Element position data
_ _ _ _
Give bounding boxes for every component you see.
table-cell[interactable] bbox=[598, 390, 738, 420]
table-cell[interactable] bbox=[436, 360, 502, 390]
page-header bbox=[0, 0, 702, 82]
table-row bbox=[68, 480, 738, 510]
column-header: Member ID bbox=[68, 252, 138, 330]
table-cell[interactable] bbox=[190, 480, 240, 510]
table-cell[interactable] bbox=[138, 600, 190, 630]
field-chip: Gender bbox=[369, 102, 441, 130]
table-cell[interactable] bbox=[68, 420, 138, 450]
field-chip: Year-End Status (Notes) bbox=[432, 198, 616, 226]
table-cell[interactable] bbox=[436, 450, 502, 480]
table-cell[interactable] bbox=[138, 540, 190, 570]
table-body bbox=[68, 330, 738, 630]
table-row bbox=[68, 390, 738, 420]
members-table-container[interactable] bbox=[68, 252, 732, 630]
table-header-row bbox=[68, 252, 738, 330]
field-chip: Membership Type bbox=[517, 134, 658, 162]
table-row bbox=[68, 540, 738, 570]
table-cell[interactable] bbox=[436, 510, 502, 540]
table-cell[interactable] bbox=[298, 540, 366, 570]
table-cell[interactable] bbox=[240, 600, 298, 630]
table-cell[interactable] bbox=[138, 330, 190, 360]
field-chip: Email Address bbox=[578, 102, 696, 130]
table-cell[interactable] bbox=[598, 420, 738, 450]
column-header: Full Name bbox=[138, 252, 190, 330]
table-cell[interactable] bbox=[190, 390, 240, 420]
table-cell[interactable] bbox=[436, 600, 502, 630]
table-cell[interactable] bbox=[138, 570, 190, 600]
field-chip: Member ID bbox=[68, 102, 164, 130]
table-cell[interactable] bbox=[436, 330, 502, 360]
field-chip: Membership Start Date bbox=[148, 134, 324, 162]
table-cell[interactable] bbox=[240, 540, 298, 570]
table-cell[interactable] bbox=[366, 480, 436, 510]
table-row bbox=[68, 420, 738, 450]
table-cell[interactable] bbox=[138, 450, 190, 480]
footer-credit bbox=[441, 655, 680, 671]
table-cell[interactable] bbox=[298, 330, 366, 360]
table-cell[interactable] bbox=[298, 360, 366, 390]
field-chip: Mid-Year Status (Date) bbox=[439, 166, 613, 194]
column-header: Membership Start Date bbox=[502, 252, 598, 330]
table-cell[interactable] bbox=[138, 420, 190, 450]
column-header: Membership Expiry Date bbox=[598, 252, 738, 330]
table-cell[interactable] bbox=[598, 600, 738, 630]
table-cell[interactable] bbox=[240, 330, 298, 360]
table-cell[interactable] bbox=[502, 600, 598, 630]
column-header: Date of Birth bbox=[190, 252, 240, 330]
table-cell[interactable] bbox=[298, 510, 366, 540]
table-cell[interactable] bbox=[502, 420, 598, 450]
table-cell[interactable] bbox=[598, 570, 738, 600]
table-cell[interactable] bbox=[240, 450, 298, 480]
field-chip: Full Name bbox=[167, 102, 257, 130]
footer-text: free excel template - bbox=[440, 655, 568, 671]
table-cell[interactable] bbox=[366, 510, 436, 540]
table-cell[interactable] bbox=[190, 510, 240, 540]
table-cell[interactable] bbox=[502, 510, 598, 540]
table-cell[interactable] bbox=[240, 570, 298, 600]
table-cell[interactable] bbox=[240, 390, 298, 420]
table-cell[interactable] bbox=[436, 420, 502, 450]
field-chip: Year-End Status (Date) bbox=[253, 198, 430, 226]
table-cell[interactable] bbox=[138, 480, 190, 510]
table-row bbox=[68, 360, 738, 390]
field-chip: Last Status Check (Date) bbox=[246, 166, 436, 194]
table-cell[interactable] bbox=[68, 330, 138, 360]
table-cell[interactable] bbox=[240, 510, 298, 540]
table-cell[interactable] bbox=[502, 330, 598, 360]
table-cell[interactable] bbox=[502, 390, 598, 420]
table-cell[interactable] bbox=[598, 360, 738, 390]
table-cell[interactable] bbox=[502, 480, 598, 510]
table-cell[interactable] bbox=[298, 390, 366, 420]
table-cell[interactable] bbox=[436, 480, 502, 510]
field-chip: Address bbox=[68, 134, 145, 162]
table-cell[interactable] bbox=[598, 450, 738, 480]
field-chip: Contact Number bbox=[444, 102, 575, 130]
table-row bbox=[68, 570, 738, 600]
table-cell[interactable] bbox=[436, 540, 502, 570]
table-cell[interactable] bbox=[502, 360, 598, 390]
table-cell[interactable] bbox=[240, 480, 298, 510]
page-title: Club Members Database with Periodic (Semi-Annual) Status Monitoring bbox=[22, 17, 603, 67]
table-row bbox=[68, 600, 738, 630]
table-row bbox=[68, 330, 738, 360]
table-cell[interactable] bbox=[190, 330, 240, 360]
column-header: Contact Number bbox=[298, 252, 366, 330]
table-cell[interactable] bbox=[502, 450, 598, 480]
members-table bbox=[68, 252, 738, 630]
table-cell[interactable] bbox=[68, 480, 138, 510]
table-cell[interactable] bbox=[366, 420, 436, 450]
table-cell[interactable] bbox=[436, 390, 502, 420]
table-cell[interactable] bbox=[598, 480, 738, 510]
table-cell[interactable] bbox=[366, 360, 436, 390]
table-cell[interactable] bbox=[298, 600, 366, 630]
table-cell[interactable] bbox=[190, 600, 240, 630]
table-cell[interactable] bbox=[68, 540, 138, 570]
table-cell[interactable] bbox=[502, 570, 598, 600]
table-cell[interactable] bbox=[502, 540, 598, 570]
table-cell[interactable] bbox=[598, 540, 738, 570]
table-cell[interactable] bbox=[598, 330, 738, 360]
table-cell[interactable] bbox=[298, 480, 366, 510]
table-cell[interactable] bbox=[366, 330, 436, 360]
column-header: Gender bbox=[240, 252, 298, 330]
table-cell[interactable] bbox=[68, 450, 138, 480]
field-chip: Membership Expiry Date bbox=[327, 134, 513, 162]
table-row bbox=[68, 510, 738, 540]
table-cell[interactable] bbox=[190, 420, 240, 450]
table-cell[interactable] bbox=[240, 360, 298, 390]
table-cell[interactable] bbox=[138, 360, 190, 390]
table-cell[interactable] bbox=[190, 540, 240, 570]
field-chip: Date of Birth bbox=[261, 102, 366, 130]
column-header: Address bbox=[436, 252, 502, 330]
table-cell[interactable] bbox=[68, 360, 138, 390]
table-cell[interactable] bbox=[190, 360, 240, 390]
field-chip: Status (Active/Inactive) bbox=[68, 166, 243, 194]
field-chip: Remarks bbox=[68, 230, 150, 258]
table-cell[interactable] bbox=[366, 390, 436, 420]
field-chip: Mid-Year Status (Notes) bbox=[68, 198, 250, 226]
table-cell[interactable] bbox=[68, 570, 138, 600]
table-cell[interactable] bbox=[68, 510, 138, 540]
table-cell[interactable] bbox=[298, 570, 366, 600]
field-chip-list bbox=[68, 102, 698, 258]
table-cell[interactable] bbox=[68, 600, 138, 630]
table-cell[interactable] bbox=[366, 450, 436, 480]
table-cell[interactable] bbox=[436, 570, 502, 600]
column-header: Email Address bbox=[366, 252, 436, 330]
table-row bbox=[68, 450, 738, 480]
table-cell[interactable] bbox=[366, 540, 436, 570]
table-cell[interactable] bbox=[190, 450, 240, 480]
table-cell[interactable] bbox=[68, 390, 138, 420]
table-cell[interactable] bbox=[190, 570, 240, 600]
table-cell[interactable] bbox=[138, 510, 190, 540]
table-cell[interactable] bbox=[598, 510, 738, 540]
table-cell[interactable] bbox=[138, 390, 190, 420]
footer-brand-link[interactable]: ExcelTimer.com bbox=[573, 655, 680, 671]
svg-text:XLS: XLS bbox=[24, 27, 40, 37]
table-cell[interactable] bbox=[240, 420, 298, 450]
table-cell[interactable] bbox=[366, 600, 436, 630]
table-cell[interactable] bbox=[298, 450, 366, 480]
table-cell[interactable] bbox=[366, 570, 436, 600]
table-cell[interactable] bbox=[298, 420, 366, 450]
_ _ _ _
» **GIVEN TASK**:
Render the data from its first line through the line containing "table-cell[interactable] bbox=[138, 330, 190, 360]" as a JSON list of strings, one string per line, with blank lines omitted.

» **OUTPUT FOR THIS TASK**:
[
  "Give bounding boxes for every component you see.",
  "table-cell[interactable] bbox=[598, 390, 738, 420]",
  "table-cell[interactable] bbox=[436, 360, 502, 390]",
  "page-header bbox=[0, 0, 702, 82]",
  "table-row bbox=[68, 480, 738, 510]",
  "column-header: Member ID bbox=[68, 252, 138, 330]",
  "table-cell[interactable] bbox=[190, 480, 240, 510]",
  "table-cell[interactable] bbox=[138, 600, 190, 630]",
  "field-chip: Gender bbox=[369, 102, 441, 130]",
  "table-cell[interactable] bbox=[68, 420, 138, 450]",
  "field-chip: Year-End Status (Notes) bbox=[432, 198, 616, 226]",
  "table-cell[interactable] bbox=[436, 450, 502, 480]",
  "table-cell[interactable] bbox=[138, 540, 190, 570]",
  "table-body bbox=[68, 330, 738, 630]",
  "table-row bbox=[68, 390, 738, 420]",
  "members-table-container[interactable] bbox=[68, 252, 732, 630]",
  "table-header-row bbox=[68, 252, 738, 330]",
  "field-chip: Membership Type bbox=[517, 134, 658, 162]",
  "table-row bbox=[68, 540, 738, 570]",
  "table-cell[interactable] bbox=[436, 510, 502, 540]",
  "table-cell[interactable] bbox=[298, 540, 366, 570]",
  "table-cell[interactable] bbox=[240, 600, 298, 630]",
  "table-cell[interactable] bbox=[138, 330, 190, 360]"
]